(Extracted data entries)

— Begin —

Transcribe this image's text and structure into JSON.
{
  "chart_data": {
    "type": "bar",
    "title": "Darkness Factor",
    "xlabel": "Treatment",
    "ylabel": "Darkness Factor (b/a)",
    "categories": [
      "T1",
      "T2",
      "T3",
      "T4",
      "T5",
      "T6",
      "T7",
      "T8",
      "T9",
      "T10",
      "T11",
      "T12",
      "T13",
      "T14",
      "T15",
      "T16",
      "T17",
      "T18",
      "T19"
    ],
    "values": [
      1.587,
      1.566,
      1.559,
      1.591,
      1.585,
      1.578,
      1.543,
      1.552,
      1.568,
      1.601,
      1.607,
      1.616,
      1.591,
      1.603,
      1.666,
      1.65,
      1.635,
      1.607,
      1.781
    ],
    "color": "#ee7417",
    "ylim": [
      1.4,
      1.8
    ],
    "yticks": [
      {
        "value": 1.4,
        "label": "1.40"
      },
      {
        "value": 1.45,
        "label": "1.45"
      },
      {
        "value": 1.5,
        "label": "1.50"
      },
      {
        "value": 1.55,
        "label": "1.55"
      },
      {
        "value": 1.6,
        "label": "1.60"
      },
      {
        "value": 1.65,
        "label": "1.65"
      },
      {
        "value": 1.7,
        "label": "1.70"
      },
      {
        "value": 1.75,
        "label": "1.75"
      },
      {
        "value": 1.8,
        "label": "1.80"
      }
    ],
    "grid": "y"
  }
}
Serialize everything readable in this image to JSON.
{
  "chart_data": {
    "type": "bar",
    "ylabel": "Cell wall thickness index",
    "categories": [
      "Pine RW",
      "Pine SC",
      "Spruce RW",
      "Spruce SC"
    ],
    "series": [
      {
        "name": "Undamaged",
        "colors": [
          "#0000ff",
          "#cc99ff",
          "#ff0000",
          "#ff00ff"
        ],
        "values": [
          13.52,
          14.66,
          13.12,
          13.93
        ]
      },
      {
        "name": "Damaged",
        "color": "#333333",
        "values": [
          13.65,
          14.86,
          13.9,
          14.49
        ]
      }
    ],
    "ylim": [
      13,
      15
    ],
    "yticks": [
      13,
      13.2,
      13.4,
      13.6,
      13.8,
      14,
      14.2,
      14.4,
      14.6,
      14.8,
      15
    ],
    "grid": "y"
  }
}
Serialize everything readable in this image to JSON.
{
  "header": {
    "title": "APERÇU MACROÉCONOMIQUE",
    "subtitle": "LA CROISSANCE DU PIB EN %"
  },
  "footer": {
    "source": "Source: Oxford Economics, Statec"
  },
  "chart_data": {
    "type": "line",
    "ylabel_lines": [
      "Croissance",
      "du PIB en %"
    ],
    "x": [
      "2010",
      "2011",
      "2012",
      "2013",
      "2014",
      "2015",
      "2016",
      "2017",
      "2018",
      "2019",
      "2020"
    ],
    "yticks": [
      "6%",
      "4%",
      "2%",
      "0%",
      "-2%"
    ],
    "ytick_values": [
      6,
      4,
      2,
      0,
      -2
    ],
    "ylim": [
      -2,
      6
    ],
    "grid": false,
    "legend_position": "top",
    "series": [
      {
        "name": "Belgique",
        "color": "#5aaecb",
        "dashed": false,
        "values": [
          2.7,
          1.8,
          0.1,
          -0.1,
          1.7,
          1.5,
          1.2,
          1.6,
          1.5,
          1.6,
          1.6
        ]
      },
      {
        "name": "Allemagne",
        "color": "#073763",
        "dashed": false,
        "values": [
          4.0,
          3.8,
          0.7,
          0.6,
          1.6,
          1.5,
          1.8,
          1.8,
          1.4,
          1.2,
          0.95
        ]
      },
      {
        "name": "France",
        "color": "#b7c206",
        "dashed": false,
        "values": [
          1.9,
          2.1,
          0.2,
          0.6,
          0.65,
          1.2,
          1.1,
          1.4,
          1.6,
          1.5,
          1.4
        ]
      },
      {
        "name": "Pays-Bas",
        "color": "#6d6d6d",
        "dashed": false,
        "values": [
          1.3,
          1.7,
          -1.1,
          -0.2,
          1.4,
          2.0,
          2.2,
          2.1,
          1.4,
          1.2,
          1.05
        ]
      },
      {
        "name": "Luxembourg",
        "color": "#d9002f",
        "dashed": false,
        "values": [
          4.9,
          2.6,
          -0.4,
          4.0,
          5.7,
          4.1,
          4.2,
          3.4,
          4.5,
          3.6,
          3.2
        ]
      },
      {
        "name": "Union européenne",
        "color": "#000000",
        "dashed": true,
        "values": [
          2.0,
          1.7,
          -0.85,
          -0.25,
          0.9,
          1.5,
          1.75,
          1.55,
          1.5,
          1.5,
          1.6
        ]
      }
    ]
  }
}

— End —

**WORK TO COMPLETE:**
Extract every entry in the listing word for word.

**THE COMPLETED TASK:**
Transcribe this image's text and structure into JSON.
{
  "chart_data": {
    "type": "bar",
    "title": "Darkness Factor",
    "xlabel": "Treatment",
    "ylabel": "Darkness Factor (b/a)",
    "categories": [
      "T1",
      "T2",
      "T3",
      "T4",
      "T5",
      "T6",
      "T7",
      "T8",
      "T9",
      "T10",
      "T11",
      "T12",
      "T13",
      "T14",
      "T15",
      "T16",
      "T17",
      "T18",
      "T19"
    ],
    "values": [
      1.587,
      1.566,
      1.559,
      1.591,
      1.585,
      1.578,
      1.543,
      1.552,
      1.568,
      1.601,
      1.607,
      1.616,
      1.591,
      1.603,
      1.666,
      1.65,
      1.635,
      1.607,
      1.781
    ],
    "color": "#ee7417",
    "ylim": [
      1.4,
      1.8
    ],
    "yticks": [
      {
        "value": 1.4,
        "label": "1.40"
      },
      {
        "value": 1.45,
        "label": "1.45"
      },
      {
        "value": 1.5,
        "label": "1.50"
      },
      {
        "value": 1.55,
        "label": "1.55"
      },
      {
        "value": 1.6,
        "label": "1.60"
      },
      {
        "value": 1.65,
        "label": "1.65"
      },
      {
        "value": 1.7,
        "label": "1.70"
      },
      {
        "value": 1.75,
        "label": "1.75"
      },
      {
        "value": 1.8,
        "label": "1.80"
      }
    ],
    "grid": "y"
  }
}
Serialize everything readable in this image to JSON.
{
  "chart_data": {
    "type": "bar",
    "ylabel": "Cell wall thickness index",
    "categories": [
      "Pine RW",
      "Pine SC",
      "Spruce RW",
      "Spruce SC"
    ],
    "series": [
      {
        "name": "Undamaged",
        "colors": [
          "#0000ff",
          "#cc99ff",
          "#ff0000",
          "#ff00ff"
        ],
        "values": [
          13.52,
          14.66,
          13.12,
          13.93
        ]
      },
      {
        "name": "Damaged",
        "color": "#333333",
        "values": [
          13.65,
          14.86,
          13.9,
          14.49
        ]
      }
    ],
    "ylim": [
      13,
      15
    ],
    "yticks": [
      13,
      13.2,
      13.4,
      13.6,
      13.8,
      14,
      14.2,
      14.4,
      14.6,
      14.8,
      15
    ],
    "grid": "y"
  }
}
Serialize everything readable in this image to JSON.
{
  "header": {
    "title": "APERÇU MACROÉCONOMIQUE",
    "subtitle": "LA CROISSANCE DU PIB EN %"
  },
  "footer": {
    "source": "Source: Oxford Economics, Statec"
  },
  "chart_data": {
    "type": "line",
    "ylabel_lines": [
      "Croissance",
      "du PIB en %"
    ],
    "x": [
      "2010",
      "2011",
      "2012",
      "2013",
      "2014",
      "2015",
      "2016",
      "2017",
      "2018",
      "2019",
      "2020"
    ],
    "yticks": [
      "6%",
      "4%",
      "2%",
      "0%",
      "-2%"
    ],
    "ytick_values": [
      6,
      4,
      2,
      0,
      -2
    ],
    "ylim": [
      -2,
      6
    ],
    "grid": false,
    "legend_position": "top",
    "series": [
      {
        "name": "Belgique",
        "color": "#5aaecb",
        "dashed": false,
        "values": [
          2.7,
          1.8,
          0.1,
          -0.1,
          1.7,
          1.5,
          1.2,
          1.6,
          1.5,
          1.6,
          1.6
        ]
      },
      {
        "name": "Allemagne",
        "color": "#073763",
        "dashed": false,
        "values": [
          4.0,
          3.8,
          0.7,
          0.6,
          1.6,
          1.5,
          1.8,
          1.8,
          1.4,
          1.2,
          0.95
        ]
      },
      {
        "name": "France",
        "color": "#b7c206",
        "dashed": false,
        "values": [
          1.9,
          2.1,
          0.2,
          0.6,
          0.65,
          1.2,
          1.1,
          1.4,
          1.6,
          1.5,
          1.4
        ]
      },
      {
        "name": "Pays-Bas",
        "color": "#6d6d6d",
        "dashed": false,
        "values": [
          1.3,
          1.7,
          -1.1,
          -0.2,
          1.4,
          2.0,
          2.2,
          2.1,
          1.4,
          1.2,
          1.05
        ]
      },
      {
        "name": "Luxembourg",
        "color": "#d9002f",
        "dashed": false,
        "values": [
          4.9,
          2.6,
          -0.4,
          4.0,
          5.7,
          4.1,
          4.2,
          3.4,
          4.5,
          3.6,
          3.2
        ]
      },
      {
        "name": "Union européenne",
        "color": "#000000",
        "dashed": true,
        "values": [
          2.0,
          1.7,
          -0.85,
          -0.25,
          0.9,
          1.5,
          1.75,
          1.55,
          1.5,
          1.5,
          1.6
        ]
      }
    ]
  }
}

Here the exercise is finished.